[Figure contents as structured data]
━━━━

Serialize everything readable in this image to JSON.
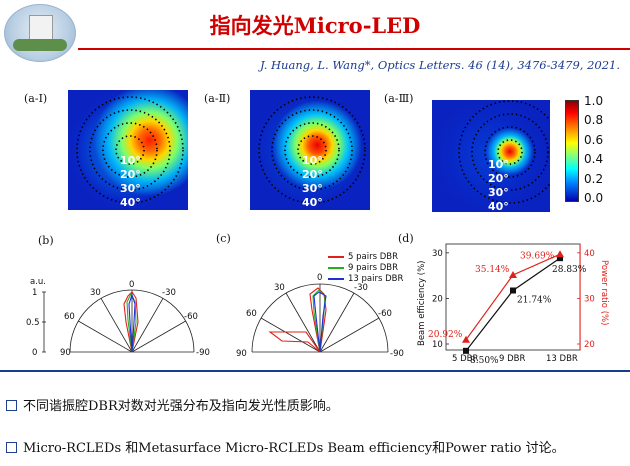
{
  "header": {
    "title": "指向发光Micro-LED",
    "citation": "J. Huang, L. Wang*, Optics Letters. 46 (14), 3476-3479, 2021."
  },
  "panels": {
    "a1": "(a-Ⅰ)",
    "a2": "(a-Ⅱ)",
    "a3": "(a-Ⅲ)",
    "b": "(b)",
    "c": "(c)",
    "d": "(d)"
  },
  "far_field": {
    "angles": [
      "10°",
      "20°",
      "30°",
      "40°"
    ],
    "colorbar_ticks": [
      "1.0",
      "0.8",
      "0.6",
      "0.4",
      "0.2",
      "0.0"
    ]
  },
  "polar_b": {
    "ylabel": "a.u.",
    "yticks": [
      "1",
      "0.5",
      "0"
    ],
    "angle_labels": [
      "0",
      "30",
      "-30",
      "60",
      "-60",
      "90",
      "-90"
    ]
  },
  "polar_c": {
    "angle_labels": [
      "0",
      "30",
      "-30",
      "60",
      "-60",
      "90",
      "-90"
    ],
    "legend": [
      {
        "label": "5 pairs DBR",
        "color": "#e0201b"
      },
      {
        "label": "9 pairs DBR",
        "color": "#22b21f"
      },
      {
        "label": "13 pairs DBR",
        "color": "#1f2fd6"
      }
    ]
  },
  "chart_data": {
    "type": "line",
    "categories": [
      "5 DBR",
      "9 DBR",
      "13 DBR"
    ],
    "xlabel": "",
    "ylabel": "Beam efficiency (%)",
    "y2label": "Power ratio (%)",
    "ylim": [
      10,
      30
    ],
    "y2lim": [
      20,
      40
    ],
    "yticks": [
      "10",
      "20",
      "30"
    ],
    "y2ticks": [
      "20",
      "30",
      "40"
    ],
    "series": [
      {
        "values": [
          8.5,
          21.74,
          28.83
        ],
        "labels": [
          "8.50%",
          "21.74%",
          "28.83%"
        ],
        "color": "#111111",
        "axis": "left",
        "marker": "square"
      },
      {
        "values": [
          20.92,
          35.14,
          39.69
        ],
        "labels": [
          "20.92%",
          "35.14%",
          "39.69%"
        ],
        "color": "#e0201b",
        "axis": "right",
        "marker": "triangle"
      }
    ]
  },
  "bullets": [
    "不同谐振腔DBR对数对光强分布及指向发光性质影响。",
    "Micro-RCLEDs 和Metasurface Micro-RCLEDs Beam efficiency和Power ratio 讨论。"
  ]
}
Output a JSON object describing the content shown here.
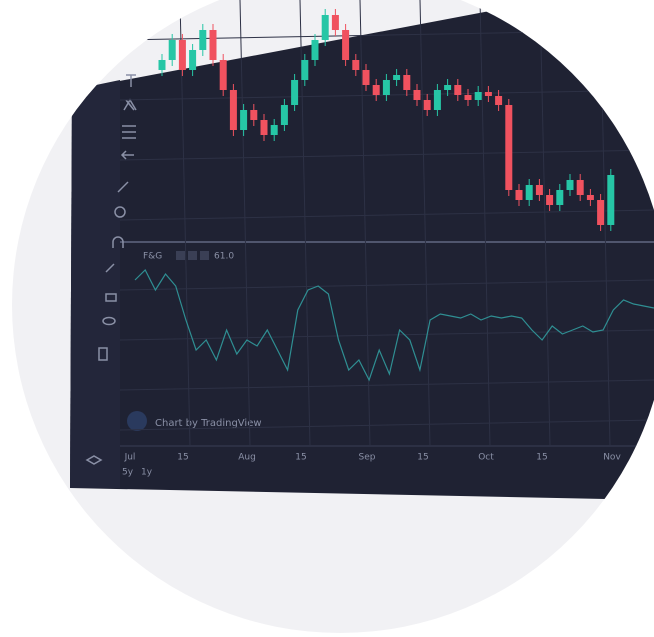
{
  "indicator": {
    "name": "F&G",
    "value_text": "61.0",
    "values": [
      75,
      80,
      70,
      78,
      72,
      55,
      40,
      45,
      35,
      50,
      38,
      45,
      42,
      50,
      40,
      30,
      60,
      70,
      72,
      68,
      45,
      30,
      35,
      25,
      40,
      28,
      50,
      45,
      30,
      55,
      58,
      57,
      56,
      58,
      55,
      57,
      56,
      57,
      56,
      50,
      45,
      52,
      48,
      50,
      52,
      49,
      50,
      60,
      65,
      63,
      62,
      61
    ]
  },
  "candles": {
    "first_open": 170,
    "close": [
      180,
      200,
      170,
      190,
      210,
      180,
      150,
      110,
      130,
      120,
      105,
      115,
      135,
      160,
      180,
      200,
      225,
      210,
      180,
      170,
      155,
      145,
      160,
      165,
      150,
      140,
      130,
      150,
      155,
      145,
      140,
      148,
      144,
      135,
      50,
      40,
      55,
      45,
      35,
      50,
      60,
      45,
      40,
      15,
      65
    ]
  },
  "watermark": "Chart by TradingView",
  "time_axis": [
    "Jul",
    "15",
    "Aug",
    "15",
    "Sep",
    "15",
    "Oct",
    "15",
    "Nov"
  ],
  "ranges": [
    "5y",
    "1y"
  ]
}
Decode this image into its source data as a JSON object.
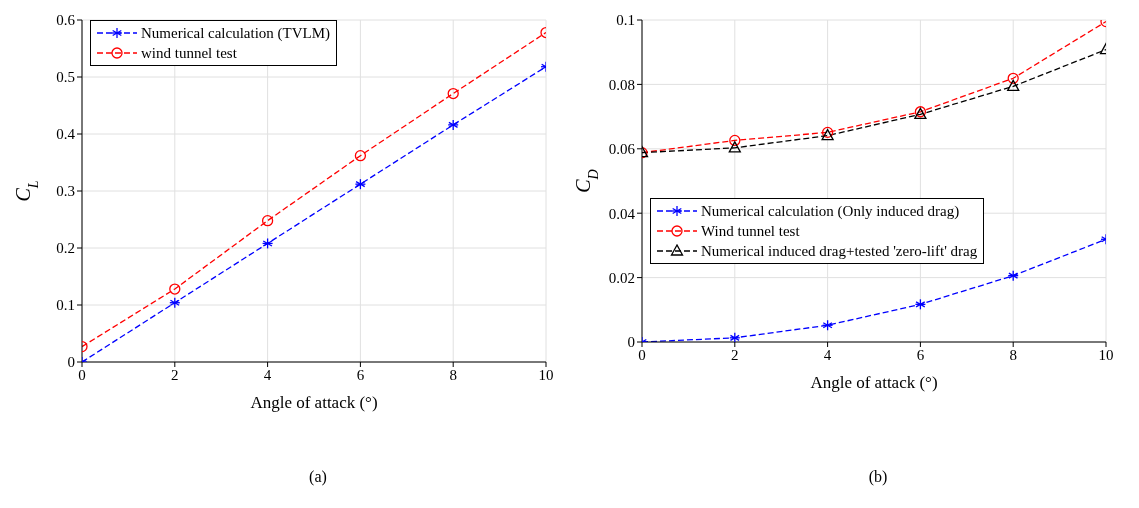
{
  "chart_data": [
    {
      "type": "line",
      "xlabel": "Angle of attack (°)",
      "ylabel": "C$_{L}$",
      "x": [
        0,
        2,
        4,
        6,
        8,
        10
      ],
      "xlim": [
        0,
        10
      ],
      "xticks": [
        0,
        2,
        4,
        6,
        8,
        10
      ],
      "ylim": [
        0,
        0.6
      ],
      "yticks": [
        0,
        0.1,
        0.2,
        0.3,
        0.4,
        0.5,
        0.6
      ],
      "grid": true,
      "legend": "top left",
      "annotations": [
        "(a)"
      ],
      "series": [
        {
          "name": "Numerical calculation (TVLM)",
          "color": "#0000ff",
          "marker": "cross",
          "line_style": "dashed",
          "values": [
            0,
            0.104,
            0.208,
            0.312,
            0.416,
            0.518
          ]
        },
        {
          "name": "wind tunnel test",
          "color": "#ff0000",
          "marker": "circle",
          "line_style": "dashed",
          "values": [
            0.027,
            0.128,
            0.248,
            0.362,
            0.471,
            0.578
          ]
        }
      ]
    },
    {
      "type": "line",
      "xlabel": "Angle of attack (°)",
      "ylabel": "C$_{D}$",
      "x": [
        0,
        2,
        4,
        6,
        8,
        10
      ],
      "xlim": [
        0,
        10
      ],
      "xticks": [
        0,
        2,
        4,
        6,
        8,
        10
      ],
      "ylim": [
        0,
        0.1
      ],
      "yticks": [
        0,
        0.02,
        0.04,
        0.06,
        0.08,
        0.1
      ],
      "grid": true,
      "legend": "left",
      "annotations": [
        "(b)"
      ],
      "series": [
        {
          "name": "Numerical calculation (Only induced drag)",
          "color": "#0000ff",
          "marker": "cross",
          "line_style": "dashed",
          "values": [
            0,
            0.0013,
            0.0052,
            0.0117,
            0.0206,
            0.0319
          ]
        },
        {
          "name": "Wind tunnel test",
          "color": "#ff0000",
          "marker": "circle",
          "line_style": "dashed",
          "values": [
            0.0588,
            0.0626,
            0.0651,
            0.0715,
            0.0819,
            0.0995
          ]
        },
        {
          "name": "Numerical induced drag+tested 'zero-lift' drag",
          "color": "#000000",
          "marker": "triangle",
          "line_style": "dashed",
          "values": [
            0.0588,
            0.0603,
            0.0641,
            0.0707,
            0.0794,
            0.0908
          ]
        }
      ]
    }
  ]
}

━━━━

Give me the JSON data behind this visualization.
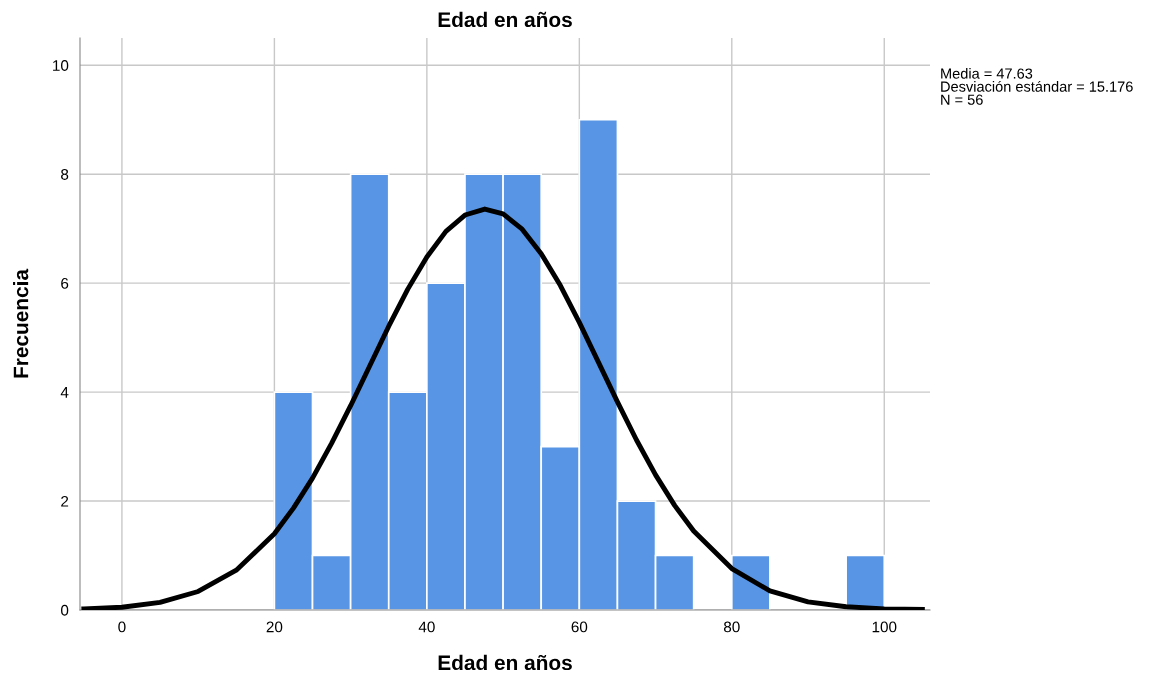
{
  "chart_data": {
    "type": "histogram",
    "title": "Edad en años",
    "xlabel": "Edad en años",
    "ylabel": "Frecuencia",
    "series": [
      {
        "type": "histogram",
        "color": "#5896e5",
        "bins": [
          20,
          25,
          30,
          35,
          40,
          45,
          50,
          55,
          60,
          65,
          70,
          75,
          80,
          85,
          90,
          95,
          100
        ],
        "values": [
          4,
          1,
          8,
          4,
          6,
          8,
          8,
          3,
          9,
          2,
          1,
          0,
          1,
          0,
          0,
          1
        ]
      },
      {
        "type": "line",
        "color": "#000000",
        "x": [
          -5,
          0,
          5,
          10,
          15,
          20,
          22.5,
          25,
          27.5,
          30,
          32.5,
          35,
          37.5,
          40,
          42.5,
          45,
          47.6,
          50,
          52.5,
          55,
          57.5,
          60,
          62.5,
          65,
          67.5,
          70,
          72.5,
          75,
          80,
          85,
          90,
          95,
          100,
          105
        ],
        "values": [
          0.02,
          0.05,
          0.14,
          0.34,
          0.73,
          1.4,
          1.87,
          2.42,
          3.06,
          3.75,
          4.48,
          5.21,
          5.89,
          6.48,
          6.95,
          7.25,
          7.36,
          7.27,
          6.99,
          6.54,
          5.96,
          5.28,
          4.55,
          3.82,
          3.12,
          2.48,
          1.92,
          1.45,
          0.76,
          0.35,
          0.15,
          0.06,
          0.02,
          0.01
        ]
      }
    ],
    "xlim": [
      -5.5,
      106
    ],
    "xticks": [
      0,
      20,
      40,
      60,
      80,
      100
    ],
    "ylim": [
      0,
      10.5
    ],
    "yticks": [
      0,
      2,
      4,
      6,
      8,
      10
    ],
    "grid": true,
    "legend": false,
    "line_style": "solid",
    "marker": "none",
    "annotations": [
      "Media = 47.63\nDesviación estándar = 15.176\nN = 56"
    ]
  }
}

━━━━

(To do)
Show every line that contains the word "Numerical".

(Task result)
          "name": "Numerical calculation (TVLM)",
          "name": "Numerical calculation (Only induced drag)",
          "name": "Numerical induced drag+tested 'zero-lift' drag",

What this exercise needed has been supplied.